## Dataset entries
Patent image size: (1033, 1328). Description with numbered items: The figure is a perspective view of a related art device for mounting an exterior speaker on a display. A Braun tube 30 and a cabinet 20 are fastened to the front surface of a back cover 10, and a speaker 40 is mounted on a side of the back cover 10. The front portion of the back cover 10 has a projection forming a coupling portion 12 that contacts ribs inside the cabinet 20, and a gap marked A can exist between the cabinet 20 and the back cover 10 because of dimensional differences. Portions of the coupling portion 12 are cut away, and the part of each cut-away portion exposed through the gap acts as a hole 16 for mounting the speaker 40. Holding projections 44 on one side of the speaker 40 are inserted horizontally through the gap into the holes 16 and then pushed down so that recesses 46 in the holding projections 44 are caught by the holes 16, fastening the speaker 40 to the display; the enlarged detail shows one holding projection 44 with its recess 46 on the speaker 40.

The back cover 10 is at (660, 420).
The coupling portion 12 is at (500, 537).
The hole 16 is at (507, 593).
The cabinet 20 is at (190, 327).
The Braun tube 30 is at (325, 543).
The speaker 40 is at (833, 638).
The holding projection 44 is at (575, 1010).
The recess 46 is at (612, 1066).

## Written request
Give back every line of the listing above word for word, changing nothing.

## Task output
Patent image size: (1033, 1328). Description with numbered items: The figure is a perspective view of a related art device for mounting an exterior speaker on a display. A Braun tube 30 and a cabinet 20 are fastened to the front surface of a back cover 10, and a speaker 40 is mounted on a side of the back cover 10. The front portion of the back cover 10 has a projection forming a coupling portion 12 that contacts ribs inside the cabinet 20, and a gap marked A can exist between the cabinet 20 and the back cover 10 because of dimensional differences. Portions of the coupling portion 12 are cut away, and the part of each cut-away portion exposed through the gap acts as a hole 16 for mounting the speaker 40. Holding projections 44 on one side of the speaker 40 are inserted horizontally through the gap into the holes 16 and then pushed down so that recesses 46 in the holding projections 44 are caught by the holes 16, fastening the speaker 40 to the display; the enlarged detail shows one holding projection 44 with its recess 46 on the speaker 40.

The back cover 10 is at (660, 420).
The coupling portion 12 is at (500, 537).
The hole 16 is at (507, 593).
The cabinet 20 is at (190, 327).
The Braun tube 30 is at (325, 543).
The speaker 40 is at (833, 638).
The holding projection 44 is at (575, 1010).
The recess 46 is at (612, 1066).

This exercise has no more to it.